[Data entries]

==========

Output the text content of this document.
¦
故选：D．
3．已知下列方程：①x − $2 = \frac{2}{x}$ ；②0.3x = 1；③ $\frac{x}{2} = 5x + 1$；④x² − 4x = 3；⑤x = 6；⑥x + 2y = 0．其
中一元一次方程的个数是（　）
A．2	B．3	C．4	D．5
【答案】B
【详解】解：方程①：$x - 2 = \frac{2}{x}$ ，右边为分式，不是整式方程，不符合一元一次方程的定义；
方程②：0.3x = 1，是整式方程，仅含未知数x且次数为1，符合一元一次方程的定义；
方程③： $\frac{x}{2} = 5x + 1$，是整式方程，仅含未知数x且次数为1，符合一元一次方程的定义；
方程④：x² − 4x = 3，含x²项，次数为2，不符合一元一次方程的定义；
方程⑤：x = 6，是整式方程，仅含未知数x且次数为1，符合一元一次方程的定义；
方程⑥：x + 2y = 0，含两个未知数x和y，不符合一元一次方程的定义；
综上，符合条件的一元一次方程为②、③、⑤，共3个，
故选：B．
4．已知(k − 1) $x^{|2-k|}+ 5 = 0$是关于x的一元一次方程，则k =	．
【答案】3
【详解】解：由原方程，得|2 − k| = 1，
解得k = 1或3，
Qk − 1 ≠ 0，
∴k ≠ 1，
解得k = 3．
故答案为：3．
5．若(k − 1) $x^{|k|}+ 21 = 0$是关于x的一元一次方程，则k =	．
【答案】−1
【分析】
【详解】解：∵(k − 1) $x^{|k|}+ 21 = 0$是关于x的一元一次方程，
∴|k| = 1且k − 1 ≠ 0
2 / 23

==========

> [Work to be completed]: Reproduce each record exactly, leaving nothing out.

> [Task result]:
Output the text content of this document.
¦
故选：D．
3．已知下列方程：①x − $2 = \frac{2}{x}$ ；②0.3x = 1；③ $\frac{x}{2} = 5x + 1$；④x² − 4x = 3；⑤x = 6；⑥x + 2y = 0．其
中一元一次方程的个数是（　）
A．2	B．3	C．4	D．5
【答案】B
【详解】解：方程①：$x - 2 = \frac{2}{x}$ ，右边为分式，不是整式方程，不符合一元一次方程的定义；
方程②：0.3x = 1，是整式方程，仅含未知数x且次数为1，符合一元一次方程的定义；
方程③： $\frac{x}{2} = 5x + 1$，是整式方程，仅含未知数x且次数为1，符合一元一次方程的定义；
方程④：x² − 4x = 3，含x²项，次数为2，不符合一元一次方程的定义；
方程⑤：x = 6，是整式方程，仅含未知数x且次数为1，符合一元一次方程的定义；
方程⑥：x + 2y = 0，含两个未知数x和y，不符合一元一次方程的定义；
综上，符合条件的一元一次方程为②、③、⑤，共3个，
故选：B．
4．已知(k − 1) $x^{|2-k|}+ 5 = 0$是关于x的一元一次方程，则k =	．
【答案】3
【详解】解：由原方程，得|2 − k| = 1，
解得k = 1或3，
Qk − 1 ≠ 0，
∴k ≠ 1，
解得k = 3．
故答案为：3．
5．若(k − 1) $x^{|k|}+ 21 = 0$是关于x的一元一次方程，则k =	．
【答案】−1
【分析】
【详解】解：∵(k − 1) $x^{|k|}+ 21 = 0$是关于x的一元一次方程，
∴|k| = 1且k − 1 ≠ 0
2 / 23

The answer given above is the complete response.